→ **Information shown**:
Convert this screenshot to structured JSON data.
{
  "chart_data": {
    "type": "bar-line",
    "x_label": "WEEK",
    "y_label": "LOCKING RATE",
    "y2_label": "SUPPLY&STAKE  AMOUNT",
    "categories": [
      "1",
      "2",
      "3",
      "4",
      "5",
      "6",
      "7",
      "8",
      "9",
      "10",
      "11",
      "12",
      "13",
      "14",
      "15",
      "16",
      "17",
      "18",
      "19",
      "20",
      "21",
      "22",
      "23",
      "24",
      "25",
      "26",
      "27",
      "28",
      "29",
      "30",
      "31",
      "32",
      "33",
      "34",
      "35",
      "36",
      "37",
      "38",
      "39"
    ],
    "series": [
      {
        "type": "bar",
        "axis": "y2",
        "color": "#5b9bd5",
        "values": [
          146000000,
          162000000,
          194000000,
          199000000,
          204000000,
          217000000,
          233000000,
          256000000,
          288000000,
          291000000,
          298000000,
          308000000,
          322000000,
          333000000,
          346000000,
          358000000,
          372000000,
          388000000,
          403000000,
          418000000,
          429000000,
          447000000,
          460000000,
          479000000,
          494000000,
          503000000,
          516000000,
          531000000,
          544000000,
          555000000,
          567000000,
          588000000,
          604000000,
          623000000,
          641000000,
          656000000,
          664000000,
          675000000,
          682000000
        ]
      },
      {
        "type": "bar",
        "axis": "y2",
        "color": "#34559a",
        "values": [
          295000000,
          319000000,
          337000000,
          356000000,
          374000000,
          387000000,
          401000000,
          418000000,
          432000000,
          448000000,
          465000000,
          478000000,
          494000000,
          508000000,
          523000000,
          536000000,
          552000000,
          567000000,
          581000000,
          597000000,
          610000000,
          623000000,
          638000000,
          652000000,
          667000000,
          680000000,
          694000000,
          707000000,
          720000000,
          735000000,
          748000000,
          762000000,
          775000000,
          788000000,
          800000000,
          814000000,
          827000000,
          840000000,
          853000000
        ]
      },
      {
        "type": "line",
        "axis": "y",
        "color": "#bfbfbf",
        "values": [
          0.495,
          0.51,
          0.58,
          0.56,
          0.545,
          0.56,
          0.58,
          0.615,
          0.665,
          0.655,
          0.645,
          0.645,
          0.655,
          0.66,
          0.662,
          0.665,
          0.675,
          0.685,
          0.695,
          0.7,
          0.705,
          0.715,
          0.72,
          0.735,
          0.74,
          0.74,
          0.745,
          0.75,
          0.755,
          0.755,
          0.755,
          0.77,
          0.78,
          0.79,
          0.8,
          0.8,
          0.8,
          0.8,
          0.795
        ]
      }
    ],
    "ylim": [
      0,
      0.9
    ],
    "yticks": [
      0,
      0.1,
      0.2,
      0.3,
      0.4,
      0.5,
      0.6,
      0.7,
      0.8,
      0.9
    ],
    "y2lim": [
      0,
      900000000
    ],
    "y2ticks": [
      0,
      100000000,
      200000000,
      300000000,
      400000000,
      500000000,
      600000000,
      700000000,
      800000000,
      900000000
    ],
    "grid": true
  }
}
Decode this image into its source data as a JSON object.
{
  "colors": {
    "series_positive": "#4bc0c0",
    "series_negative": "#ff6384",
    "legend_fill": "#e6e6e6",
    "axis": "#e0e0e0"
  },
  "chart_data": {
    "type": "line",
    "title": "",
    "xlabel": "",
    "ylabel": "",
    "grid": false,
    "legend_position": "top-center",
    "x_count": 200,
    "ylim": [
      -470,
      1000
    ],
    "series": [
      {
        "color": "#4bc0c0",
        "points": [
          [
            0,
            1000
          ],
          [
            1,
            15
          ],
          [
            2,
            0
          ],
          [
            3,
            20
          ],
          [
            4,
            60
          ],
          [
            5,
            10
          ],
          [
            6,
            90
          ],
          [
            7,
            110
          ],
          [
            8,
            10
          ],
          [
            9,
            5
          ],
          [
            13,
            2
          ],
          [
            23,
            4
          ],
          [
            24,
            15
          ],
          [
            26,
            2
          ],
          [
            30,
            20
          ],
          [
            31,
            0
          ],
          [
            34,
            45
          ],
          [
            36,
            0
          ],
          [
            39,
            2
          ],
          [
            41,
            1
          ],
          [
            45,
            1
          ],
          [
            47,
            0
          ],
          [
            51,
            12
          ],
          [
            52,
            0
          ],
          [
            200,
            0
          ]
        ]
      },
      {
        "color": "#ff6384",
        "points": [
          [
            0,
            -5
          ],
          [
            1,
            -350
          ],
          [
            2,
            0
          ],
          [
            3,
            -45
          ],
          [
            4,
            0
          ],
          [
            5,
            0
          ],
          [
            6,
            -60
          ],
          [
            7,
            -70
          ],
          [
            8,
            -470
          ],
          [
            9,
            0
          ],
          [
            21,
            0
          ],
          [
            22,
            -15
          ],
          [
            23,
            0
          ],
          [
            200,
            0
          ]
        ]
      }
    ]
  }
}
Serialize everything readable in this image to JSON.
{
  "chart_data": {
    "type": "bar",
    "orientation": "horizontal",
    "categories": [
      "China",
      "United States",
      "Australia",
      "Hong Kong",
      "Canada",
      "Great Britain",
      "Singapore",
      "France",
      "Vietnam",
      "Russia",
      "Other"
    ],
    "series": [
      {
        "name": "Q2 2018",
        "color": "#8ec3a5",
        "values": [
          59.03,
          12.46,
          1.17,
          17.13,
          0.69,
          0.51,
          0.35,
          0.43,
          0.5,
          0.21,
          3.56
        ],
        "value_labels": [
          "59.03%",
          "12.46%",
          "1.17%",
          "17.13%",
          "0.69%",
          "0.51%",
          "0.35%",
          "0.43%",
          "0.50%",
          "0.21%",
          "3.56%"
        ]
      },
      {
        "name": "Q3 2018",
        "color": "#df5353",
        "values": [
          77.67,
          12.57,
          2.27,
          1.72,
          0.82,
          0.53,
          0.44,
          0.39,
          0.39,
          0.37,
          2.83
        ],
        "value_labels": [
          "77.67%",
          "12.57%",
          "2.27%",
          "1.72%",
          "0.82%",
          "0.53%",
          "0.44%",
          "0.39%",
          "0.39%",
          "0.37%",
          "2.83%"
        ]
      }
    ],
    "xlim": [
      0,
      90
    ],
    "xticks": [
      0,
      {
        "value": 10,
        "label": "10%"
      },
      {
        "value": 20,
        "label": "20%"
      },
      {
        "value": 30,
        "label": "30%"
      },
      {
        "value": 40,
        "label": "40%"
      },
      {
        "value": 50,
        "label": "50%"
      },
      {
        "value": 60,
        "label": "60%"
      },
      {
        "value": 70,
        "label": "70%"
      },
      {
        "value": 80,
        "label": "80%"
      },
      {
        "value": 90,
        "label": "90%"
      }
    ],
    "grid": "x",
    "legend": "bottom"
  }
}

→ **Do this**: Work through the records line by line and tally those with the word "JSON". Report only the total.

→ **Written response**: 3